> [Aim]
All of the records listed below should be retyped exactly.

------ Available records ------

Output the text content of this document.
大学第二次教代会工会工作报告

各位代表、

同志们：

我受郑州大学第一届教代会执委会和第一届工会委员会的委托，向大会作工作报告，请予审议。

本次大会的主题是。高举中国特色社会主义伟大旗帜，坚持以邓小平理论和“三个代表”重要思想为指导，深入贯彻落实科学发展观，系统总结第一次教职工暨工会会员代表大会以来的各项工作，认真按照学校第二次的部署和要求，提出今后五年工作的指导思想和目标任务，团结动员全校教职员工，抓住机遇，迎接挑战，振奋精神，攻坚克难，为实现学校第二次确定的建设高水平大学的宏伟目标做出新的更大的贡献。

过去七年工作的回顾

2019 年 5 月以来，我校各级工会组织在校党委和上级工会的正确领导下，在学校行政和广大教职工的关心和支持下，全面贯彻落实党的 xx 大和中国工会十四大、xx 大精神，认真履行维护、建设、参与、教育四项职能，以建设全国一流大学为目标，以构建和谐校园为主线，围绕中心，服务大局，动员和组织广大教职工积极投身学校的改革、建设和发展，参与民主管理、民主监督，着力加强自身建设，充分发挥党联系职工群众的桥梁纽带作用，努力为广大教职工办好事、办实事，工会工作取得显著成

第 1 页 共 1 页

------

> [Answer to this task]
Output the text content of this document.
大学第二次教代会工会工作报告

各位代表、

同志们：

我受郑州大学第一届教代会执委会和第一届工会委员会的委托，向大会作工作报告，请予审议。

本次大会的主题是。高举中国特色社会主义伟大旗帜，坚持以邓小平理论和“三个代表”重要思想为指导，深入贯彻落实科学发展观，系统总结第一次教职工暨工会会员代表大会以来的各项工作，认真按照学校第二次的部署和要求，提出今后五年工作的指导思想和目标任务，团结动员全校教职员工，抓住机遇，迎接挑战，振奋精神，攻坚克难，为实现学校第二次确定的建设高水平大学的宏伟目标做出新的更大的贡献。

过去七年工作的回顾

2019 年 5 月以来，我校各级工会组织在校党委和上级工会的正确领导下，在学校行政和广大教职工的关心和支持下，全面贯彻落实党的 xx 大和中国工会十四大、xx 大精神，认真履行维护、建设、参与、教育四项职能，以建设全国一流大学为目标，以构建和谐校园为主线，围绕中心，服务大局，动员和组织广大教职工积极投身学校的改革、建设和发展，参与民主管理、民主监督，着力加强自身建设，充分发挥党联系职工群众的桥梁纽带作用，努力为广大教职工办好事、办实事，工会工作取得显著成

第 1 页 共 1 页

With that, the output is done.